begin Input data
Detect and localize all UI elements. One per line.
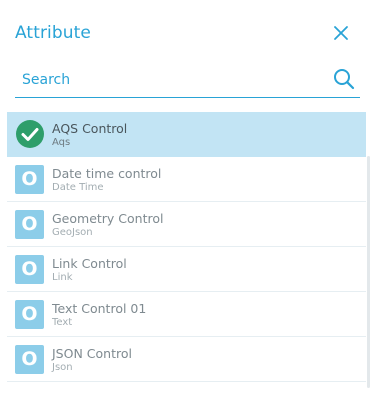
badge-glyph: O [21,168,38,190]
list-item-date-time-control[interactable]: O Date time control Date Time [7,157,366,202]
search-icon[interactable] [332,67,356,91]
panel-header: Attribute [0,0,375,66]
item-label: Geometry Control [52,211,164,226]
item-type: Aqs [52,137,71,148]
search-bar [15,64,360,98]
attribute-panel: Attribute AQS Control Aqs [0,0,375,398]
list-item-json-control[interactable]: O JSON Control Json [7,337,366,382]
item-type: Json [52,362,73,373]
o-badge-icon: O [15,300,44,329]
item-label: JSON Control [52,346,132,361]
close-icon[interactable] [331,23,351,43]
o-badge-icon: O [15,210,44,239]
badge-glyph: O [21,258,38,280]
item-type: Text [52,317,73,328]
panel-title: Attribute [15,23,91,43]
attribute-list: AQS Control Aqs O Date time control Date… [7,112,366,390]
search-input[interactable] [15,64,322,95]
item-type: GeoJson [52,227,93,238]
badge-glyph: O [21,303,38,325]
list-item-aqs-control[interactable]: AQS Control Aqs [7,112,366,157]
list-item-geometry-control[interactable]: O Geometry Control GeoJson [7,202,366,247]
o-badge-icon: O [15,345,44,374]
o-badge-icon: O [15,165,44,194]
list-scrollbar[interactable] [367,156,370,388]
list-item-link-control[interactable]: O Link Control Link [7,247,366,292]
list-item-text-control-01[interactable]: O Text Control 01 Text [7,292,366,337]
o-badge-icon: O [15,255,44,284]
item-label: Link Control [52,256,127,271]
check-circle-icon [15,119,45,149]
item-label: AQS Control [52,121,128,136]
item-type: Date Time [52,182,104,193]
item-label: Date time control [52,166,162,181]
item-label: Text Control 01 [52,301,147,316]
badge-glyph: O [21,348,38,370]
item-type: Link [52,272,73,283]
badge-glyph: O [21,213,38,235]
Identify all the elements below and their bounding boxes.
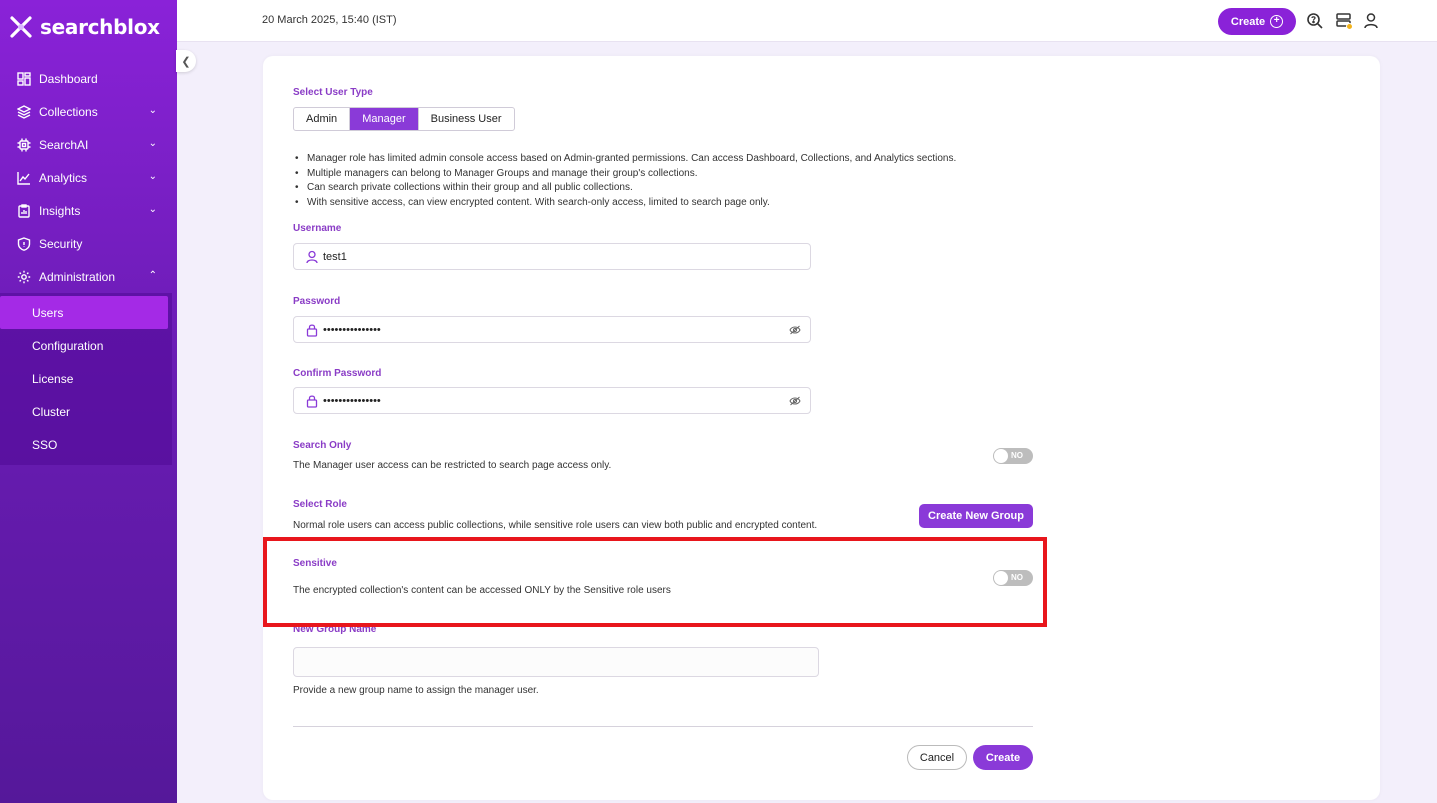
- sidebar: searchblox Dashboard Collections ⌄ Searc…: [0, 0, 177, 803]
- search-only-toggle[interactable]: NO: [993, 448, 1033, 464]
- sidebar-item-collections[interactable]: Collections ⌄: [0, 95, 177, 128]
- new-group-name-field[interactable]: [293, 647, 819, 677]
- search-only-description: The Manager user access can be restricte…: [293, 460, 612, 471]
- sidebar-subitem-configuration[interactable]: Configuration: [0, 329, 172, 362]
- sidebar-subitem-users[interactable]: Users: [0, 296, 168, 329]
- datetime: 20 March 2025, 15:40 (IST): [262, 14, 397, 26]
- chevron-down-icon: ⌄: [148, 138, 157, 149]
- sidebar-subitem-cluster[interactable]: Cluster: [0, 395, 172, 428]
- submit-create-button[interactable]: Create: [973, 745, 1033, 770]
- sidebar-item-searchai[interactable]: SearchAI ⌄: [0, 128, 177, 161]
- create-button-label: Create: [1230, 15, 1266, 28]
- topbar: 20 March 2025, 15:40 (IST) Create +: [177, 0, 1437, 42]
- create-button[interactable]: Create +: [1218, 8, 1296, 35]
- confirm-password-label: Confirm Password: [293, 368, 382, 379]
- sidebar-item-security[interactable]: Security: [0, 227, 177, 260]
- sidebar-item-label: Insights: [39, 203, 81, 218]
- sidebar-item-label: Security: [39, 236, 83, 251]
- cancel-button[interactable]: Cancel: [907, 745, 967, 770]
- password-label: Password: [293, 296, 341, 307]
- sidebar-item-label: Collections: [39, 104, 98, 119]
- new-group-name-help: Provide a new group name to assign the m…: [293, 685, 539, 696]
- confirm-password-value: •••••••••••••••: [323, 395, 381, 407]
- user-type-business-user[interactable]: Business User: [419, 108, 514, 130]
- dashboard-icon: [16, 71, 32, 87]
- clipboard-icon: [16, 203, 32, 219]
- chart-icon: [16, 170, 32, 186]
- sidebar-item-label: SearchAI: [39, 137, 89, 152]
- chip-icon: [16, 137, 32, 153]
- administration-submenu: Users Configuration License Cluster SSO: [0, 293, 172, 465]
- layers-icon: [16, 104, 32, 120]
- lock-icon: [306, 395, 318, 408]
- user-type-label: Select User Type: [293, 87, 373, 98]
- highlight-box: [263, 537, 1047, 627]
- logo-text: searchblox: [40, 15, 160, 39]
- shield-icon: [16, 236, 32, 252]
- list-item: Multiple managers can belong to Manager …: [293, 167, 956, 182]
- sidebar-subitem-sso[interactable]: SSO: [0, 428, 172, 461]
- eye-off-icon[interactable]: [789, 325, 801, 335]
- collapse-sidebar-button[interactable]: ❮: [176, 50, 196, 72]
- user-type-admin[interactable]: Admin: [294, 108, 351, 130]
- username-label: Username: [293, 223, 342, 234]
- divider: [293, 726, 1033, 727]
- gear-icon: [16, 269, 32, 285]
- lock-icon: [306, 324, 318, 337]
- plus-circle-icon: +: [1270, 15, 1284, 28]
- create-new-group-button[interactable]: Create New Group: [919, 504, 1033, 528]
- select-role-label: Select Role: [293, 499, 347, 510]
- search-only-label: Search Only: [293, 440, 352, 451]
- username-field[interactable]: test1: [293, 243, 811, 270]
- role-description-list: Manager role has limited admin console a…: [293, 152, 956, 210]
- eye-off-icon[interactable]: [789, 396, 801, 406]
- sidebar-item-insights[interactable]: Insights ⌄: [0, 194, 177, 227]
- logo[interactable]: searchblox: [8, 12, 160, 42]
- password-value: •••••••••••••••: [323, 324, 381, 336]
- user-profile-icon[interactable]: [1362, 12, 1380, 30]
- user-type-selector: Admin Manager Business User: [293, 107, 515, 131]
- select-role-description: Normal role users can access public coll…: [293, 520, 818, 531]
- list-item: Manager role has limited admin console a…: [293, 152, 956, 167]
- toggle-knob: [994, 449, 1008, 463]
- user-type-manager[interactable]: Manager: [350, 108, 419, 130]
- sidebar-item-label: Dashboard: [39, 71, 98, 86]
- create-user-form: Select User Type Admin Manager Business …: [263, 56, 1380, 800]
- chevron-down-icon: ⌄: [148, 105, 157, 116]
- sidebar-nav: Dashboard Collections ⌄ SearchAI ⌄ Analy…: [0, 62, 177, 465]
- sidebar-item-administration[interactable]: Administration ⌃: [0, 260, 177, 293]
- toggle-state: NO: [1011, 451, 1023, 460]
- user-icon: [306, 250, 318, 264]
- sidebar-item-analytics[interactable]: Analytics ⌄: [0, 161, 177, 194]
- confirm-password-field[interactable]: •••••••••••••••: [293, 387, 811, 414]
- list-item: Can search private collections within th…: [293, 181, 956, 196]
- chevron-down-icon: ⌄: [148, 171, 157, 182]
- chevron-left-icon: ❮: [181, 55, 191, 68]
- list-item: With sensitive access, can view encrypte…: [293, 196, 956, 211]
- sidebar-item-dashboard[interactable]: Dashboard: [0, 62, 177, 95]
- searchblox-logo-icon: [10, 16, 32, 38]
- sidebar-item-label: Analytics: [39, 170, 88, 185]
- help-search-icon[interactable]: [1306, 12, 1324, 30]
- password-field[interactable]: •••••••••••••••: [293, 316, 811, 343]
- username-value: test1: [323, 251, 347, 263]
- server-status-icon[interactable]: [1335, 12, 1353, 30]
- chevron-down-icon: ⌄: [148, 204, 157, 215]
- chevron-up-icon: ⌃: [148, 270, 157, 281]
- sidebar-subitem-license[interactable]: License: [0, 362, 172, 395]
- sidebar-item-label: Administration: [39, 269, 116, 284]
end Input data
Count how many lines in the entries contain the string "Manager", matching case exactly. Reply with the number alone.

7